Task directions: Below are the records. List every line holding the word "FXCM".

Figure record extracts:
--- --- ---
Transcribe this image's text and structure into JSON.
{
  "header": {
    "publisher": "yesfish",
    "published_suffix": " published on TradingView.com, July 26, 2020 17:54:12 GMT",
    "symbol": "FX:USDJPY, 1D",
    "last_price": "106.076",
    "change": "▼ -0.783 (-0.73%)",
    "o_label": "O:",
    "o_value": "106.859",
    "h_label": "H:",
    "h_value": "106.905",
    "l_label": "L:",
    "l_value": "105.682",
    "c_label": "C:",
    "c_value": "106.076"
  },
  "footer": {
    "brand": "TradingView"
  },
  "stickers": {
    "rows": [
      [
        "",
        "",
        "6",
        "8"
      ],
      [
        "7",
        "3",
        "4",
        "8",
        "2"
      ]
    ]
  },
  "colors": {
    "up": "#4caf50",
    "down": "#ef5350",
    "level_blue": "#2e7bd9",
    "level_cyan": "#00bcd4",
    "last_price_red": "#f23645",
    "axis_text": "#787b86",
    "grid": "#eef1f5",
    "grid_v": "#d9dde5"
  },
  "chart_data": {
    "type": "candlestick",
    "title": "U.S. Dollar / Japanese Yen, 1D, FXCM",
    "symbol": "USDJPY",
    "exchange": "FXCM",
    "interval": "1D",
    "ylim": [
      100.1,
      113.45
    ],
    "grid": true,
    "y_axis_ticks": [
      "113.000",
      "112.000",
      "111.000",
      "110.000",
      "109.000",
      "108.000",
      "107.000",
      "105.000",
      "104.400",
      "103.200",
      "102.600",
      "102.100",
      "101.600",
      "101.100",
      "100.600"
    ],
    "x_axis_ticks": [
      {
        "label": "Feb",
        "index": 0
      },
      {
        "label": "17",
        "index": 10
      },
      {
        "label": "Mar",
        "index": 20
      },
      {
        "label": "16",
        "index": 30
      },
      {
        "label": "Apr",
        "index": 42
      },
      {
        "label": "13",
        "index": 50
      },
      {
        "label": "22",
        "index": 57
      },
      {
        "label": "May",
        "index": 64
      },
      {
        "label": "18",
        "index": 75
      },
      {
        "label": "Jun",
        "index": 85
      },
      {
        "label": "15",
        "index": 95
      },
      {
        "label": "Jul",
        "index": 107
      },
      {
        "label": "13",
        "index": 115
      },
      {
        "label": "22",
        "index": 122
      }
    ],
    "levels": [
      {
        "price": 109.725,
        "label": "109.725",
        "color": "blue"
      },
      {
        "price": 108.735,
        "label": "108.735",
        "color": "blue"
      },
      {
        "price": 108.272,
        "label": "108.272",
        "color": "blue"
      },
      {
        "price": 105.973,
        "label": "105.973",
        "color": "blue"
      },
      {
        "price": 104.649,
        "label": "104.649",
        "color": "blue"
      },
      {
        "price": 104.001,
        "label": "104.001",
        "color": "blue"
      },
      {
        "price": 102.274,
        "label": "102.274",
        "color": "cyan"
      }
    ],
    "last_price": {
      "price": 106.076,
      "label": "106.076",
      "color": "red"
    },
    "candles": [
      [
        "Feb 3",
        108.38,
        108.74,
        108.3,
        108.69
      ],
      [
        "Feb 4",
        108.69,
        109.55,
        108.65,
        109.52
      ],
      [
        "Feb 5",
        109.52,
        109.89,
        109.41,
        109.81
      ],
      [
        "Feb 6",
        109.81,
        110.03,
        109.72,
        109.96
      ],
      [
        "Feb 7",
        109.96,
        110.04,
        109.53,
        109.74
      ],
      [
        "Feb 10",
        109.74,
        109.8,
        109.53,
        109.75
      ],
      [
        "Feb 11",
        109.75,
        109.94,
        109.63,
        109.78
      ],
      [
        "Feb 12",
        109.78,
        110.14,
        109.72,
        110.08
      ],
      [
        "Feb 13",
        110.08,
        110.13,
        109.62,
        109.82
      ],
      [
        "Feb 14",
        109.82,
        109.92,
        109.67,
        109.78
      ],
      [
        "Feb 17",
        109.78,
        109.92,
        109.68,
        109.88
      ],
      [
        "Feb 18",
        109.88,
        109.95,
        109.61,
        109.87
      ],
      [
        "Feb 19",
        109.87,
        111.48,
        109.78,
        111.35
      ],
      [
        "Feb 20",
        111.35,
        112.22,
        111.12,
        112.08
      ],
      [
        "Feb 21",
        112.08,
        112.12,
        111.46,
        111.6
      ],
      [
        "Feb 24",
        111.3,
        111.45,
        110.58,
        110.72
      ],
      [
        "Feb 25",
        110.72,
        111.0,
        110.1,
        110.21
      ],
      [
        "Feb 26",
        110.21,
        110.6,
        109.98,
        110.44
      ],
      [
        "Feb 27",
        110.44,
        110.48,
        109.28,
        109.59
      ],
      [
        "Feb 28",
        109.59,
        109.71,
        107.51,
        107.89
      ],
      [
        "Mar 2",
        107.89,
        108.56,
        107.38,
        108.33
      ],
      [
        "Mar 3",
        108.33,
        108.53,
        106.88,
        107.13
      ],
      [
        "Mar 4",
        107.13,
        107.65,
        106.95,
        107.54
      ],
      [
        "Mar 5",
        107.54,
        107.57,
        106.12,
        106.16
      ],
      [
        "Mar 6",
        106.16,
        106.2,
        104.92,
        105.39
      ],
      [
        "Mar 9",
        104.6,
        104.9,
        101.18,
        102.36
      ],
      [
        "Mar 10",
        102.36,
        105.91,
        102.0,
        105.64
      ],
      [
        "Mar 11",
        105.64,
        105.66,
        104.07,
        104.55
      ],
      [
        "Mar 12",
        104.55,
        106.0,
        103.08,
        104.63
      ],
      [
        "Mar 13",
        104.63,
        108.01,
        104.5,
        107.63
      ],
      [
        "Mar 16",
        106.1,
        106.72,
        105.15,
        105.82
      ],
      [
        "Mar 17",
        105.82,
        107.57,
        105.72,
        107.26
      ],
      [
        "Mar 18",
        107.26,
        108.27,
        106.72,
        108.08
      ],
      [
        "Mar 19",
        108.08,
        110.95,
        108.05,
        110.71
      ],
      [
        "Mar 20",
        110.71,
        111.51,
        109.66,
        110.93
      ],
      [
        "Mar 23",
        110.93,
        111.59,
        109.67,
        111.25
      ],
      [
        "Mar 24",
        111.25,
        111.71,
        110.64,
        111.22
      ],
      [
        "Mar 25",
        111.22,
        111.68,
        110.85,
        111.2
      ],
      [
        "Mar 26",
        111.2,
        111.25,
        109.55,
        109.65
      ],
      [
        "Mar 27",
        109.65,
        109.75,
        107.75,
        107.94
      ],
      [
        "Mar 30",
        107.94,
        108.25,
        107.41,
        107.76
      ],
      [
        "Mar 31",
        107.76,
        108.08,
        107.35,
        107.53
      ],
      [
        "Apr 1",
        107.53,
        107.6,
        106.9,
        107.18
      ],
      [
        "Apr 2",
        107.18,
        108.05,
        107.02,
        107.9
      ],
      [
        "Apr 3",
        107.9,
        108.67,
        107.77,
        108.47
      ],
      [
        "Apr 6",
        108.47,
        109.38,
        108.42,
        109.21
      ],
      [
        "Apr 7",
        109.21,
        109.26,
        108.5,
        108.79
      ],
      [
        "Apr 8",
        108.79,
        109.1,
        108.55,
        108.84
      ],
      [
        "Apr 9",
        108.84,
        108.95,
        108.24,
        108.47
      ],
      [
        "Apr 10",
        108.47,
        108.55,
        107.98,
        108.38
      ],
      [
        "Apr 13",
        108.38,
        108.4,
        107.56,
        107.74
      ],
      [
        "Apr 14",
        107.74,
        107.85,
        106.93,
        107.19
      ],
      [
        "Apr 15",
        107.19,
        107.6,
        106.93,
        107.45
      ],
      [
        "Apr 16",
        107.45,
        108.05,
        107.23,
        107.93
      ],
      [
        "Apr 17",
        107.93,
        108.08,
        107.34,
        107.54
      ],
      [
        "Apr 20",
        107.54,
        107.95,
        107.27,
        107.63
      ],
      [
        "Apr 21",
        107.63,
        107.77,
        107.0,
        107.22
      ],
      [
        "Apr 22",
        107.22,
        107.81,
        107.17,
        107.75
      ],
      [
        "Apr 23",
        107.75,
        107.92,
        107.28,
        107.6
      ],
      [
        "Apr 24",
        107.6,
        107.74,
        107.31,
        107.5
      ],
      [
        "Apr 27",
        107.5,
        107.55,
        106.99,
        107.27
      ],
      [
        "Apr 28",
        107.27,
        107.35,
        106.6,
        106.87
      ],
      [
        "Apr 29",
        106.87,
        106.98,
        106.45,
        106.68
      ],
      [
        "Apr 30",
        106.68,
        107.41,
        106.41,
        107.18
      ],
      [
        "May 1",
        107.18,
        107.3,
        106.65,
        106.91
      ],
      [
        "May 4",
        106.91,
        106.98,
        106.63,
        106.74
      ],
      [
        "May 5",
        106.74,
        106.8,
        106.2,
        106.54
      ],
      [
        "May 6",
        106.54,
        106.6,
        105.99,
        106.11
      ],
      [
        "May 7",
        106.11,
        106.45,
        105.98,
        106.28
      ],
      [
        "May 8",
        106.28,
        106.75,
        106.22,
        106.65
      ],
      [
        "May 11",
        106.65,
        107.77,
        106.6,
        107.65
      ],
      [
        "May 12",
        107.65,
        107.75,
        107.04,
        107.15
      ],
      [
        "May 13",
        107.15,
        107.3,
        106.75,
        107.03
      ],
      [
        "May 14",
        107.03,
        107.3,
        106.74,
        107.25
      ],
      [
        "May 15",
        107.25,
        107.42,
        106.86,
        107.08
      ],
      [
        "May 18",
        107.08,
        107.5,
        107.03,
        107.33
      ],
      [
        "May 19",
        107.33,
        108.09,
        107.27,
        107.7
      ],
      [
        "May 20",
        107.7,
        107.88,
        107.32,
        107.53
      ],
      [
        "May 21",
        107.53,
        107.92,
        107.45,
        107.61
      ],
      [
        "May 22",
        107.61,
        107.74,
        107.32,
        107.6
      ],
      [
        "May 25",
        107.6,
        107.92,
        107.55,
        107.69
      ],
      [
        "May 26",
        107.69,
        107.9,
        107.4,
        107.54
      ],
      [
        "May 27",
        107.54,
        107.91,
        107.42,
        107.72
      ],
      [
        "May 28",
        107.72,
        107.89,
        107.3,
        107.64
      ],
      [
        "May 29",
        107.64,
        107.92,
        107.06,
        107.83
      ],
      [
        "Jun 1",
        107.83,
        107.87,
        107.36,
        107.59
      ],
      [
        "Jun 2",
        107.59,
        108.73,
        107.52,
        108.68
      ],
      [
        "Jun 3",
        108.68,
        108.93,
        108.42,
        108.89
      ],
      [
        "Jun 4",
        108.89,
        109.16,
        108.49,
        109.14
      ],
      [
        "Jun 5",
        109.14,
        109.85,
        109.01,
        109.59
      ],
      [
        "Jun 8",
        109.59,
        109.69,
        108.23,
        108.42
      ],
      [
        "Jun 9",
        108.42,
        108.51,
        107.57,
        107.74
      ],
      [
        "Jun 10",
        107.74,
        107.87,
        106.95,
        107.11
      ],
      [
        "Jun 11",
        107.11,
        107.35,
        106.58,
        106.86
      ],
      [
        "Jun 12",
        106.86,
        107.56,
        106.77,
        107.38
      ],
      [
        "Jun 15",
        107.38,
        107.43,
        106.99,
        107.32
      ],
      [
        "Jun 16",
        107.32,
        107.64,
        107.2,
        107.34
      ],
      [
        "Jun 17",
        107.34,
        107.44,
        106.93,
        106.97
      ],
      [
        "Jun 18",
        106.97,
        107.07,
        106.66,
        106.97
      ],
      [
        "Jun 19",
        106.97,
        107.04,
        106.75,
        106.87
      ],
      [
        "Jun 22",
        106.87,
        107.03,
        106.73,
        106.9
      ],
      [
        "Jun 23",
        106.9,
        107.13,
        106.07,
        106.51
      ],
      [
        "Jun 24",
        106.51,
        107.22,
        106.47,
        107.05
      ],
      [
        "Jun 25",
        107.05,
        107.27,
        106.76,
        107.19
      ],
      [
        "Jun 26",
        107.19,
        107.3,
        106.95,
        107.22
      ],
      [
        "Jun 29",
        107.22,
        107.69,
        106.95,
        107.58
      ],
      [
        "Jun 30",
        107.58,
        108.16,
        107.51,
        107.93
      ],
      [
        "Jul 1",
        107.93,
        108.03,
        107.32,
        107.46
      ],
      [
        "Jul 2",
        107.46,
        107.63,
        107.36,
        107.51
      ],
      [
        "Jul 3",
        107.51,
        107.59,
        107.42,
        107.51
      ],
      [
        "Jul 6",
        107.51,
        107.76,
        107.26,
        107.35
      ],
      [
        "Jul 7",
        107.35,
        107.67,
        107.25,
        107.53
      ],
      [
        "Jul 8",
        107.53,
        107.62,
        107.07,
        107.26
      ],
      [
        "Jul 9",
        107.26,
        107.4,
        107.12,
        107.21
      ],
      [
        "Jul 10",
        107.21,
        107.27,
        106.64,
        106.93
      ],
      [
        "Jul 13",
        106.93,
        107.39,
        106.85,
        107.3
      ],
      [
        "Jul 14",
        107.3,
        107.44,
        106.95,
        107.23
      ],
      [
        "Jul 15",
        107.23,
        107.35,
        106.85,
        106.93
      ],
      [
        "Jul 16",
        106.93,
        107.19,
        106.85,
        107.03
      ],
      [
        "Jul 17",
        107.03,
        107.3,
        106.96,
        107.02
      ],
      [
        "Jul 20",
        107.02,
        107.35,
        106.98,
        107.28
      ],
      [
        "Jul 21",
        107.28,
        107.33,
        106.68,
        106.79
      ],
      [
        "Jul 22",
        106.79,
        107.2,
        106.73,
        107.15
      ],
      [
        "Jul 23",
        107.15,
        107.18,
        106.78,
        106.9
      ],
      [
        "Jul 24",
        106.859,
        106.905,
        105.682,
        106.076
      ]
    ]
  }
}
--- --- ---
Output below:
    "title": "U.S. Dollar / Japanese Yen, 1D, FXCM",
    "exchange": "FXCM",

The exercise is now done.